- _Description of the task_
Reproduce the full listing below unchanged, apart from the pictures.

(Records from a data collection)
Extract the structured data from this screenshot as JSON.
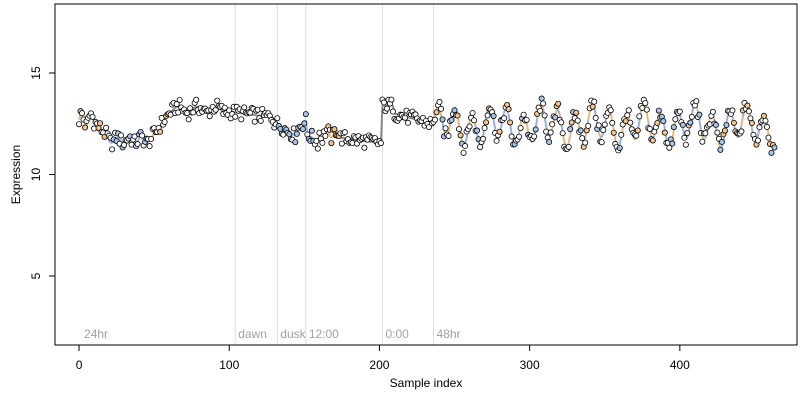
{
  "chart_data": {
    "type": "scatter",
    "title": "",
    "xlabel": "Sample index",
    "ylabel": "Expression",
    "xlim": [
      -16,
      478
    ],
    "ylim": [
      1.6,
      18.4
    ],
    "x_ticks": [
      0,
      100,
      200,
      300,
      400
    ],
    "y_ticks": [
      5,
      10,
      15
    ],
    "grid": false,
    "legend": "none",
    "colors": {
      "frame": "#000000",
      "vline": "#dddddd",
      "vline_label": "#a0a0a0",
      "trend_orange": "#e8b878",
      "trend_blue": "#9ab0d8",
      "trend_gray": "#888888",
      "point_stroke": "#000000",
      "point_fill_default": "#ffffff",
      "point_fill_orange": "#f5c58f",
      "point_fill_blue": "#a8c4ec"
    },
    "vlines": [
      {
        "x": 104,
        "label": "dawn"
      },
      {
        "x": 132,
        "label": "dusk"
      },
      {
        "x": 151,
        "label": "12:00"
      },
      {
        "x": 202,
        "label": "0:00"
      },
      {
        "x": 236,
        "label": "48hr"
      }
    ],
    "corner_label": {
      "x": 2,
      "label": "24hr"
    },
    "segments": [
      {
        "x0": 0,
        "x1": 20,
        "kind": "orange"
      },
      {
        "x0": 20,
        "x1": 48,
        "kind": "blue"
      },
      {
        "x0": 48,
        "x1": 60,
        "kind": "orange"
      },
      {
        "x0": 60,
        "x1": 132,
        "kind": "gray"
      },
      {
        "x0": 132,
        "x1": 160,
        "kind": "blue"
      },
      {
        "x0": 160,
        "x1": 175,
        "kind": "orange"
      },
      {
        "x0": 175,
        "x1": 202,
        "kind": "gray"
      },
      {
        "x0": 202,
        "x1": 236,
        "kind": "gray"
      },
      {
        "x0": 236,
        "x1": 465,
        "kind": "mixed"
      }
    ]
  }
}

- _Answer to this problem_
Extract the structured data from this screenshot as JSON.
{
  "chart_data": {
    "type": "scatter",
    "title": "",
    "xlabel": "Sample index",
    "ylabel": "Expression",
    "xlim": [
      -16,
      478
    ],
    "ylim": [
      1.6,
      18.4
    ],
    "x_ticks": [
      0,
      100,
      200,
      300,
      400
    ],
    "y_ticks": [
      5,
      10,
      15
    ],
    "grid": false,
    "legend": "none",
    "colors": {
      "frame": "#000000",
      "vline": "#dddddd",
      "vline_label": "#a0a0a0",
      "trend_orange": "#e8b878",
      "trend_blue": "#9ab0d8",
      "trend_gray": "#888888",
      "point_stroke": "#000000",
      "point_fill_default": "#ffffff",
      "point_fill_orange": "#f5c58f",
      "point_fill_blue": "#a8c4ec"
    },
    "vlines": [
      {
        "x": 104,
        "label": "dawn"
      },
      {
        "x": 132,
        "label": "dusk"
      },
      {
        "x": 151,
        "label": "12:00"
      },
      {
        "x": 202,
        "label": "0:00"
      },
      {
        "x": 236,
        "label": "48hr"
      }
    ],
    "corner_label": {
      "x": 2,
      "label": "24hr"
    },
    "segments": [
      {
        "x0": 0,
        "x1": 20,
        "kind": "orange"
      },
      {
        "x0": 20,
        "x1": 48,
        "kind": "blue"
      },
      {
        "x0": 48,
        "x1": 60,
        "kind": "orange"
      },
      {
        "x0": 60,
        "x1": 132,
        "kind": "gray"
      },
      {
        "x0": 132,
        "x1": 160,
        "kind": "blue"
      },
      {
        "x0": 160,
        "x1": 175,
        "kind": "orange"
      },
      {
        "x0": 175,
        "x1": 202,
        "kind": "gray"
      },
      {
        "x0": 202,
        "x1": 236,
        "kind": "gray"
      },
      {
        "x0": 236,
        "x1": 465,
        "kind": "mixed"
      }
    ]
  }
}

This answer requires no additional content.